SUPPLIED RECORDS ::
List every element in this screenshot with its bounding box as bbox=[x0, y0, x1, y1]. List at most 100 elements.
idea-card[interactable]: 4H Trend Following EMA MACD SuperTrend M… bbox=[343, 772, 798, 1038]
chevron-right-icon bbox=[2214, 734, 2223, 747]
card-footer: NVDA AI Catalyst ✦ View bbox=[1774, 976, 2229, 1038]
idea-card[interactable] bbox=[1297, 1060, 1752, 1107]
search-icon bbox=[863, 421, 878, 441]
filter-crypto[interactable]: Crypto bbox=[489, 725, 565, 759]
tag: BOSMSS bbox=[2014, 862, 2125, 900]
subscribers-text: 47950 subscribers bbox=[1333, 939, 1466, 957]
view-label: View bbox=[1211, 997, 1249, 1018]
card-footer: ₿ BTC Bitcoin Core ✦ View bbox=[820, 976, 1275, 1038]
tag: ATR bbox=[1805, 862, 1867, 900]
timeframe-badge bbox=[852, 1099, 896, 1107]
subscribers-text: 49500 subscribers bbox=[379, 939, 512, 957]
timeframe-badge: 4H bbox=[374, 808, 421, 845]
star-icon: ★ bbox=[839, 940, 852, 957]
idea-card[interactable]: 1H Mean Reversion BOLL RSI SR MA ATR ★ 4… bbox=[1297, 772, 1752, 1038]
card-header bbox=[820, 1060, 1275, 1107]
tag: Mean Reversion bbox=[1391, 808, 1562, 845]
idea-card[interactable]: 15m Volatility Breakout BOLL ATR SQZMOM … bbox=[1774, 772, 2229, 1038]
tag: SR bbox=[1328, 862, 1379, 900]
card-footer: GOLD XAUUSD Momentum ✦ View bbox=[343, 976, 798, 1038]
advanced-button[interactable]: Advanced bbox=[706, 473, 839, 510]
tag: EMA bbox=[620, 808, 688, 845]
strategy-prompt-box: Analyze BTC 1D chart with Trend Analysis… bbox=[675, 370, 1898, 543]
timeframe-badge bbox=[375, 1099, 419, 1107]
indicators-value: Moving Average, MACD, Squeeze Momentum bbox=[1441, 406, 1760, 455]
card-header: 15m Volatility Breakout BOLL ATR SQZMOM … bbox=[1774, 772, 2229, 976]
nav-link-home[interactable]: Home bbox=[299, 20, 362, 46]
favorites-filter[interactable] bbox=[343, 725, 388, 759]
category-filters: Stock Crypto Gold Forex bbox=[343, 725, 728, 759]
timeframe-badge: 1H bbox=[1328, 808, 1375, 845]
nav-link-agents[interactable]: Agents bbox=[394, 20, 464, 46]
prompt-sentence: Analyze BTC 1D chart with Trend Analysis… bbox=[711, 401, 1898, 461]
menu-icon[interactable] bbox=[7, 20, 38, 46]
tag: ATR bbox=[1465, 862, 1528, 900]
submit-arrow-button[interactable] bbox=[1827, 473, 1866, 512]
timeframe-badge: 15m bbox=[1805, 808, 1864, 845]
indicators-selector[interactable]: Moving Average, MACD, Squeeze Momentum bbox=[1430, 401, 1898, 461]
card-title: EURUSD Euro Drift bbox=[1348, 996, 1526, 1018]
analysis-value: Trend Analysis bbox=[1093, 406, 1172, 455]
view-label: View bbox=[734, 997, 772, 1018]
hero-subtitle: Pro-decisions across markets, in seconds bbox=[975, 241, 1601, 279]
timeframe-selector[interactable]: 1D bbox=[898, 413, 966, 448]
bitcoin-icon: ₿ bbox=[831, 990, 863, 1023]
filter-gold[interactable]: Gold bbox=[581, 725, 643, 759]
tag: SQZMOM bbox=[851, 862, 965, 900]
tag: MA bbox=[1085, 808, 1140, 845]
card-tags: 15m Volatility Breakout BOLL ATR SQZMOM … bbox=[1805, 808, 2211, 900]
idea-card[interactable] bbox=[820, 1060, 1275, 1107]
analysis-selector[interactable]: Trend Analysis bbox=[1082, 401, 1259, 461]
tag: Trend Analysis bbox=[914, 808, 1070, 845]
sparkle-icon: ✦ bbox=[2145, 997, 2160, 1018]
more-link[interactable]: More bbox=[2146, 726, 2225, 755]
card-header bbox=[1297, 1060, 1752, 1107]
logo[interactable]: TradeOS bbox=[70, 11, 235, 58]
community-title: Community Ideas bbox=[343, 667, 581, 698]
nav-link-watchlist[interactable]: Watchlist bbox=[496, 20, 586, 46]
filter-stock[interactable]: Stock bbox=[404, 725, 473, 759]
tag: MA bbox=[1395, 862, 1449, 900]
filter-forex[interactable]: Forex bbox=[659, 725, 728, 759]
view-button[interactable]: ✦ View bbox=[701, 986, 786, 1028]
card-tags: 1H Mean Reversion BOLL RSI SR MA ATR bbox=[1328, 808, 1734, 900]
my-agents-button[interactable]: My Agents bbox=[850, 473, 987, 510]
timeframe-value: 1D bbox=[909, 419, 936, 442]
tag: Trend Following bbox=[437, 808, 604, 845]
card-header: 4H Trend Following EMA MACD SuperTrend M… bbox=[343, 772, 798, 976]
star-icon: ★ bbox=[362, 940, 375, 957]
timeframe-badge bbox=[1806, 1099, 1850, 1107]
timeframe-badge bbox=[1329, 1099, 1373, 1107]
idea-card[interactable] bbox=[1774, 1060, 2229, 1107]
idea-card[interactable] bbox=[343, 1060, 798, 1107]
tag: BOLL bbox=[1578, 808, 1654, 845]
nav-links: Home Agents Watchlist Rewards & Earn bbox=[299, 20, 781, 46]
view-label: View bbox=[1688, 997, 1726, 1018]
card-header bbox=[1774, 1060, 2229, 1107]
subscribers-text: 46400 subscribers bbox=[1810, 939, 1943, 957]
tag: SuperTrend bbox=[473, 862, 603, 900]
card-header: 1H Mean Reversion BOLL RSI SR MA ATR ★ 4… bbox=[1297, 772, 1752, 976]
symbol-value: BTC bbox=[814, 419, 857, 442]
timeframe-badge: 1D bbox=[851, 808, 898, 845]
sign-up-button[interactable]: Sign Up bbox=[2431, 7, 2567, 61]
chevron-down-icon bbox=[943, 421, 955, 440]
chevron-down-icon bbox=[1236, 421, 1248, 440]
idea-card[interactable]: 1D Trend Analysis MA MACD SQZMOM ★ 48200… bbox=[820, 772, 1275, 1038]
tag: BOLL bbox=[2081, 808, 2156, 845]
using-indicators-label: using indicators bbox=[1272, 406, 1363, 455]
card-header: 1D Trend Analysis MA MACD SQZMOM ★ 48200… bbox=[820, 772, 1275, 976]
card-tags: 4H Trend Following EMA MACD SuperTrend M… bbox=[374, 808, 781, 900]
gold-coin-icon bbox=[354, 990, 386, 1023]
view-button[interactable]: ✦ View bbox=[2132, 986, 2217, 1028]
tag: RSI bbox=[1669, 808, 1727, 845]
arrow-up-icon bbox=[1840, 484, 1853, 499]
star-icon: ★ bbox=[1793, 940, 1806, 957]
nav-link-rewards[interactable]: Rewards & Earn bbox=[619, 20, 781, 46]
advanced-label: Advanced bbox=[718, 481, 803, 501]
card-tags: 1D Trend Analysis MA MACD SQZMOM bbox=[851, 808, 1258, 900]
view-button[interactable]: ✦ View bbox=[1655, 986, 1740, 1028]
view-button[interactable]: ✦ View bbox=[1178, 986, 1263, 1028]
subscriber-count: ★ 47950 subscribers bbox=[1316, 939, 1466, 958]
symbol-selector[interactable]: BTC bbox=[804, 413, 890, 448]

EXERCISE GOAL ::
Edit the data above so that "Squeeze Momentum" is replaced with "Squeeze Oscillator" everywhere it appears, and leave every other line and value unchanged.

FINISHED TASK ::
List every element in this screenshot with its bounding box as bbox=[x0, y0, x1, y1]. List at most 100 elements.
idea-card[interactable]: 4H Trend Following EMA MACD SuperTrend M… bbox=[343, 772, 798, 1038]
chevron-right-icon bbox=[2214, 734, 2223, 747]
card-footer: NVDA AI Catalyst ✦ View bbox=[1774, 976, 2229, 1038]
idea-card[interactable] bbox=[1297, 1060, 1752, 1107]
search-icon bbox=[863, 421, 878, 441]
filter-crypto[interactable]: Crypto bbox=[489, 725, 565, 759]
tag: BOSMSS bbox=[2014, 862, 2125, 900]
subscribers-text: 47950 subscribers bbox=[1333, 939, 1466, 957]
view-label: View bbox=[1211, 997, 1249, 1018]
card-footer: ₿ BTC Bitcoin Core ✦ View bbox=[820, 976, 1275, 1038]
tag: ATR bbox=[1805, 862, 1867, 900]
timeframe-badge bbox=[852, 1099, 896, 1107]
subscribers-text: 49500 subscribers bbox=[379, 939, 512, 957]
timeframe-badge: 4H bbox=[374, 808, 421, 845]
star-icon: ★ bbox=[839, 940, 852, 957]
idea-card[interactable]: 1H Mean Reversion BOLL RSI SR MA ATR ★ 4… bbox=[1297, 772, 1752, 1038]
card-header bbox=[820, 1060, 1275, 1107]
tag: Mean Reversion bbox=[1391, 808, 1562, 845]
idea-card[interactable]: 15m Volatility Breakout BOLL ATR SQZMOM … bbox=[1774, 772, 2229, 1038]
tag: SR bbox=[1328, 862, 1379, 900]
card-footer: GOLD XAUUSD Momentum ✦ View bbox=[343, 976, 798, 1038]
advanced-button[interactable]: Advanced bbox=[706, 473, 839, 510]
tag: EMA bbox=[620, 808, 688, 845]
strategy-prompt-box: Analyze BTC 1D chart with Trend Analysis… bbox=[675, 370, 1898, 543]
timeframe-badge bbox=[375, 1099, 419, 1107]
indicators-value: Moving Average, MACD, Squeeze Oscillator bbox=[1441, 406, 1760, 455]
card-header: 15m Volatility Breakout BOLL ATR SQZMOM … bbox=[1774, 772, 2229, 976]
nav-link-home[interactable]: Home bbox=[299, 20, 362, 46]
favorites-filter[interactable] bbox=[343, 725, 388, 759]
category-filters: Stock Crypto Gold Forex bbox=[343, 725, 728, 759]
timeframe-badge: 1H bbox=[1328, 808, 1375, 845]
nav-link-agents[interactable]: Agents bbox=[394, 20, 464, 46]
prompt-sentence: Analyze BTC 1D chart with Trend Analysis… bbox=[711, 401, 1898, 461]
menu-icon[interactable] bbox=[7, 20, 38, 46]
tag: ATR bbox=[1465, 862, 1528, 900]
submit-arrow-button[interactable] bbox=[1827, 473, 1866, 512]
timeframe-badge: 15m bbox=[1805, 808, 1864, 845]
indicators-selector[interactable]: Moving Average, MACD, Squeeze Oscillator bbox=[1430, 401, 1898, 461]
card-title: EURUSD Euro Drift bbox=[1348, 996, 1526, 1018]
analysis-value: Trend Analysis bbox=[1093, 406, 1172, 455]
view-label: View bbox=[734, 997, 772, 1018]
hero-subtitle: Pro-decisions across markets, in seconds bbox=[975, 241, 1601, 279]
timeframe-selector[interactable]: 1D bbox=[898, 413, 966, 448]
bitcoin-icon: ₿ bbox=[831, 990, 863, 1023]
filter-gold[interactable]: Gold bbox=[581, 725, 643, 759]
tag: SQZMOM bbox=[851, 862, 965, 900]
tag: MA bbox=[1085, 808, 1140, 845]
card-tags: 15m Volatility Breakout BOLL ATR SQZMOM … bbox=[1805, 808, 2211, 900]
idea-card[interactable] bbox=[820, 1060, 1275, 1107]
analysis-selector[interactable]: Trend Analysis bbox=[1082, 401, 1259, 461]
tag: Trend Analysis bbox=[914, 808, 1070, 845]
sparkle-icon: ✦ bbox=[2145, 997, 2160, 1018]
more-link[interactable]: More bbox=[2146, 726, 2225, 755]
card-header bbox=[1297, 1060, 1752, 1107]
logo[interactable]: TradeOS bbox=[70, 11, 235, 58]
community-title: Community Ideas bbox=[343, 667, 581, 698]
nav-link-watchlist[interactable]: Watchlist bbox=[496, 20, 586, 46]
filter-stock[interactable]: Stock bbox=[404, 725, 473, 759]
tag: MA bbox=[1395, 862, 1449, 900]
filter-forex[interactable]: Forex bbox=[659, 725, 728, 759]
view-button[interactable]: ✦ View bbox=[701, 986, 786, 1028]
card-tags: 1H Mean Reversion BOLL RSI SR MA ATR bbox=[1328, 808, 1734, 900]
my-agents-button[interactable]: My Agents bbox=[850, 473, 987, 510]
timeframe-value: 1D bbox=[909, 419, 936, 442]
tag: Trend Following bbox=[437, 808, 604, 845]
card-header: 4H Trend Following EMA MACD SuperTrend M… bbox=[343, 772, 798, 976]
star-icon: ★ bbox=[362, 940, 375, 957]
timeframe-badge bbox=[1806, 1099, 1850, 1107]
timeframe-badge bbox=[1329, 1099, 1373, 1107]
idea-card[interactable] bbox=[1774, 1060, 2229, 1107]
idea-card[interactable] bbox=[343, 1060, 798, 1107]
tag: BOLL bbox=[1578, 808, 1654, 845]
nav-links: Home Agents Watchlist Rewards & Earn bbox=[299, 20, 781, 46]
view-label: View bbox=[1688, 997, 1726, 1018]
card-header bbox=[1774, 1060, 2229, 1107]
subscribers-text: 46400 subscribers bbox=[1810, 939, 1943, 957]
tag: SuperTrend bbox=[473, 862, 603, 900]
card-header: 1H Mean Reversion BOLL RSI SR MA ATR ★ 4… bbox=[1297, 772, 1752, 976]
symbol-value: BTC bbox=[814, 419, 857, 442]
timeframe-badge: 1D bbox=[851, 808, 898, 845]
sign-up-button[interactable]: Sign Up bbox=[2431, 7, 2567, 61]
chevron-down-icon bbox=[943, 421, 955, 440]
chevron-down-icon bbox=[1236, 421, 1248, 440]
idea-card[interactable]: 1D Trend Analysis MA MACD SQZMOM ★ 48200… bbox=[820, 772, 1275, 1038]
tag: BOLL bbox=[2081, 808, 2156, 845]
using-indicators-label: using indicators bbox=[1272, 406, 1363, 455]
card-header: 1D Trend Analysis MA MACD SQZMOM ★ 48200… bbox=[820, 772, 1275, 976]
card-tags: 4H Trend Following EMA MACD SuperTrend M… bbox=[374, 808, 781, 900]
gold-coin-icon bbox=[354, 990, 386, 1023]
view-button[interactable]: ✦ View bbox=[2132, 986, 2217, 1028]
tag: RSI bbox=[1669, 808, 1727, 845]
arrow-up-icon bbox=[1840, 484, 1853, 499]
star-icon: ★ bbox=[1793, 940, 1806, 957]
nav-link-rewards[interactable]: Rewards & Earn bbox=[619, 20, 781, 46]
advanced-label: Advanced bbox=[718, 481, 803, 501]
card-tags: 1D Trend Analysis MA MACD SQZMOM bbox=[851, 808, 1258, 900]
view-button[interactable]: ✦ View bbox=[1655, 986, 1740, 1028]
view-button[interactable]: ✦ View bbox=[1178, 986, 1263, 1028]
subscriber-count: ★ 47950 subscribers bbox=[1316, 939, 1466, 958]
symbol-selector[interactable]: BTC bbox=[804, 413, 890, 448]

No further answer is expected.